### [Task prompt]
Pull each line holding "name" out of the entries below.
═════ Entries ═════
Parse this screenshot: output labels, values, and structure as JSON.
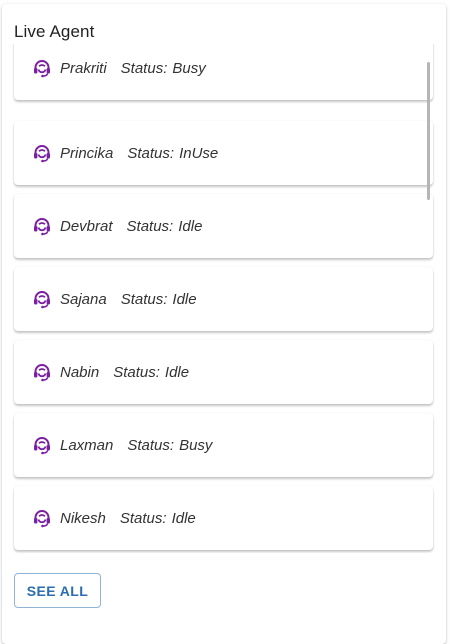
{
  "panel": {
    "title": "Live Agent",
    "see_all_label": "SEE ALL"
  },
  "agents": [
    {
      "name": "Prakriti",
      "status_label": "Status:",
      "status": "Busy",
      "icon": "headset-agent-icon"
    },
    {
      "name": "Princika",
      "status_label": "Status:",
      "status": "InUse",
      "icon": "headset-agent-icon"
    },
    {
      "name": "Devbrat",
      "status_label": "Status:",
      "status": "Idle",
      "icon": "headset-agent-icon"
    },
    {
      "name": "Sajana",
      "status_label": "Status:",
      "status": "Idle",
      "icon": "headset-agent-icon"
    },
    {
      "name": "Nabin",
      "status_label": "Status:",
      "status": "Idle",
      "icon": "headset-agent-icon"
    },
    {
      "name": "Laxman",
      "status_label": "Status:",
      "status": "Busy",
      "icon": "headset-agent-icon"
    },
    {
      "name": "Nikesh",
      "status_label": "Status:",
      "status": "Idle",
      "icon": "headset-agent-icon"
    }
  ],
  "colors": {
    "icon": "#7b1fa2",
    "button_text": "#2a6db0",
    "button_border": "#8fb4d8"
  }
}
═════
### [Exercise solution]
      "name": "Prakriti",
      "name": "Princika",
      "name": "Devbrat",
      "name": "Sajana",
      "name": "Nabin",
      "name": "Laxman",
      "name": "Nikesh",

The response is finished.